** Task brief **
State only the count of lines in the listing below that hold "structured".
________
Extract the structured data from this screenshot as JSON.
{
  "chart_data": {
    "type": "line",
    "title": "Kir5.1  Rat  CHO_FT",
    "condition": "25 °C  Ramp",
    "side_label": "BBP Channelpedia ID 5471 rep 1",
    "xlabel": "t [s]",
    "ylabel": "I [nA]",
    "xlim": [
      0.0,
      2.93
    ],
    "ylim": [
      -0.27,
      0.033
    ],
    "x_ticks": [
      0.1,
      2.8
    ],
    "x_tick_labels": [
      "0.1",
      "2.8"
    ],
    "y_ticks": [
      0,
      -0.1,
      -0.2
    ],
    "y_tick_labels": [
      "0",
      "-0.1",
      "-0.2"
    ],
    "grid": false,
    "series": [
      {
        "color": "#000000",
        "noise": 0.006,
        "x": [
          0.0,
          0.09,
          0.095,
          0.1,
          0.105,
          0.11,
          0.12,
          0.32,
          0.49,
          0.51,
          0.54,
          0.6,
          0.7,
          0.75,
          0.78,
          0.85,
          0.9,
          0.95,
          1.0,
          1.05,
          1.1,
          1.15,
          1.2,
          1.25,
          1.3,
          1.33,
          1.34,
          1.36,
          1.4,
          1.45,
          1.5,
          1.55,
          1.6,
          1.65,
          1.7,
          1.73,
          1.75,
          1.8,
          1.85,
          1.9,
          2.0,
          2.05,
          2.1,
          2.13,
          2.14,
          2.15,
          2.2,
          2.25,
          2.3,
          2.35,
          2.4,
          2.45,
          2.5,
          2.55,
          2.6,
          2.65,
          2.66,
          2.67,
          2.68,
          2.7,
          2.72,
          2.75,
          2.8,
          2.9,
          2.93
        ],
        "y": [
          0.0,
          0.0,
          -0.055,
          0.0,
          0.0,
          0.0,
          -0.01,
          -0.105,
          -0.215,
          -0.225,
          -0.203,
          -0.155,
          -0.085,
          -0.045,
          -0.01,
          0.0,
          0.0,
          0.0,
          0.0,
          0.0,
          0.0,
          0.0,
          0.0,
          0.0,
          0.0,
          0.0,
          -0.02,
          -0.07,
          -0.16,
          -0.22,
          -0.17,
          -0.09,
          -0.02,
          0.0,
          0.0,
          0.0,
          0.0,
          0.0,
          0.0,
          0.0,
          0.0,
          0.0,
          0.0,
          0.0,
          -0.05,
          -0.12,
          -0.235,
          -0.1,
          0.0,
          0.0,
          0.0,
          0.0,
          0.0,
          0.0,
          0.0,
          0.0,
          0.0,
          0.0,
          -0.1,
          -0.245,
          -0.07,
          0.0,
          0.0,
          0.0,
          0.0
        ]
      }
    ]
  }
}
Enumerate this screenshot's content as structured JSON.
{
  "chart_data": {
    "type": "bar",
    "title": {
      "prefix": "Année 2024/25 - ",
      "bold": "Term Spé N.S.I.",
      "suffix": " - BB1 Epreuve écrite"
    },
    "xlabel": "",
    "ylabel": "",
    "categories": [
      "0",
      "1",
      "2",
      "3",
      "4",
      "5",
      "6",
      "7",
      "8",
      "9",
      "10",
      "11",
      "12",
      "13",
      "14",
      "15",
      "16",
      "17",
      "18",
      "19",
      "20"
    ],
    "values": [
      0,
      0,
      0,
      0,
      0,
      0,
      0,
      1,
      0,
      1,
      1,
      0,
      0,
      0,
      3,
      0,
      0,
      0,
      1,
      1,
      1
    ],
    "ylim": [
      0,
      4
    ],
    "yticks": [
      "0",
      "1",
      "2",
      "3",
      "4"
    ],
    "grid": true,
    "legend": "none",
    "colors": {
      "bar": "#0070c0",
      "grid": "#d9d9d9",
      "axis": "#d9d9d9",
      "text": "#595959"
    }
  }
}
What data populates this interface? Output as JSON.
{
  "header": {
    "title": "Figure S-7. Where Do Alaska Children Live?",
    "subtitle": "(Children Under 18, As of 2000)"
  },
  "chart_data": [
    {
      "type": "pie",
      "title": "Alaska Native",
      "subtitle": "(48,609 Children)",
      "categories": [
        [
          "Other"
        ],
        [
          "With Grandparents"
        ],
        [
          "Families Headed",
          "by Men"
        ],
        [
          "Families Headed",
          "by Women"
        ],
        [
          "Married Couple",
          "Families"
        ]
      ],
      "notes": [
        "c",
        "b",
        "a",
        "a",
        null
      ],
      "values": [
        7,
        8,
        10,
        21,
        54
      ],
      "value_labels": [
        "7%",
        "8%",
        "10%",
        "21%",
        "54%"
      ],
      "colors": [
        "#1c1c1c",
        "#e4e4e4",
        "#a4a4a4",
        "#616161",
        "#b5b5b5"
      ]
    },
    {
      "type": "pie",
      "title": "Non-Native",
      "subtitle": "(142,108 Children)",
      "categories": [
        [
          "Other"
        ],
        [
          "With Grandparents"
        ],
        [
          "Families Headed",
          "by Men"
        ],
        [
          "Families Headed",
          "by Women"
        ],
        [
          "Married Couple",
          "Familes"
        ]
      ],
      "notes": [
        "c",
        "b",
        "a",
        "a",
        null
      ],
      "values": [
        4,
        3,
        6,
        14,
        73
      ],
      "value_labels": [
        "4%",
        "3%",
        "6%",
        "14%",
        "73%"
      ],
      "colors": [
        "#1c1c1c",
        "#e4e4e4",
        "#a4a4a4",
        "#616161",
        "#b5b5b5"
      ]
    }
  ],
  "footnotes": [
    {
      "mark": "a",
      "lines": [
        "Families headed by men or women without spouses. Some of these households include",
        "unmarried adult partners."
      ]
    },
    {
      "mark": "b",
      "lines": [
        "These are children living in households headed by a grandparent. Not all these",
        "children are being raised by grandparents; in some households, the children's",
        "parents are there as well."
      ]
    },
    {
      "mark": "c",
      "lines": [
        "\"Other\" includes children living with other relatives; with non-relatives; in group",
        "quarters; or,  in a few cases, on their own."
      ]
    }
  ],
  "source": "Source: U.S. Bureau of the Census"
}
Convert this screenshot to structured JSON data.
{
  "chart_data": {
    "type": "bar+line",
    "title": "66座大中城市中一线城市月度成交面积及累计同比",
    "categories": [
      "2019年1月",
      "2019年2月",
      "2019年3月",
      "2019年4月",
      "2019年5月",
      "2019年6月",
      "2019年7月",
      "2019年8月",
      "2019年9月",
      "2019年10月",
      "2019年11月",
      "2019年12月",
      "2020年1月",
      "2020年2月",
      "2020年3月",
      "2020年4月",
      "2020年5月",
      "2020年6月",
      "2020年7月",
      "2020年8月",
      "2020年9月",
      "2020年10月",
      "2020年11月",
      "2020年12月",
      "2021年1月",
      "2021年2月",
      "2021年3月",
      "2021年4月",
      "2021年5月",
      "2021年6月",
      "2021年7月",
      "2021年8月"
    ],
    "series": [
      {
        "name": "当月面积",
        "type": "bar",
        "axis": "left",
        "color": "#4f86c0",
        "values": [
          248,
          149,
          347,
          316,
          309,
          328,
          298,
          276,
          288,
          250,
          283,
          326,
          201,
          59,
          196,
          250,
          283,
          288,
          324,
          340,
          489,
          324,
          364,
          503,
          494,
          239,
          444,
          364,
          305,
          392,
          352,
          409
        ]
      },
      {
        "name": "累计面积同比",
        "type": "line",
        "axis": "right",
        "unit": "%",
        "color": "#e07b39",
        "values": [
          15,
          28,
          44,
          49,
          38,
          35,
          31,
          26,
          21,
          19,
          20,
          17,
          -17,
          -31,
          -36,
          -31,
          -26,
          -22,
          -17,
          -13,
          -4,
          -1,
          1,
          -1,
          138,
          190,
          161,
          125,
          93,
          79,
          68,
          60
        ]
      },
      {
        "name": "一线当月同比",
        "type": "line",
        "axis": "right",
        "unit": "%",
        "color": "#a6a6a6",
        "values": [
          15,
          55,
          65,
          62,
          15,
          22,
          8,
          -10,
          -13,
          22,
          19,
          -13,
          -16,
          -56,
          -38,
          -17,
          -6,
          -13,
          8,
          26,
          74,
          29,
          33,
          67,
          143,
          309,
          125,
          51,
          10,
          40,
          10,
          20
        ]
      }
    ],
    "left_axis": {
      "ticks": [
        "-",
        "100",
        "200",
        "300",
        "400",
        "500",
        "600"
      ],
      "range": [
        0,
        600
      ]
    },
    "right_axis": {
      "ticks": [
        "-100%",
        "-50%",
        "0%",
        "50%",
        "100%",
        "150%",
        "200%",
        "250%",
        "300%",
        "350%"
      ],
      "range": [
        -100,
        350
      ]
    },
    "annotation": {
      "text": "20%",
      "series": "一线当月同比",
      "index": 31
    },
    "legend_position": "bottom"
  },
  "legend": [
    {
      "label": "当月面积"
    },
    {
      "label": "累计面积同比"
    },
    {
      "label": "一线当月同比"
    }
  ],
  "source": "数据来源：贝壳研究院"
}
________
** Full answer **
3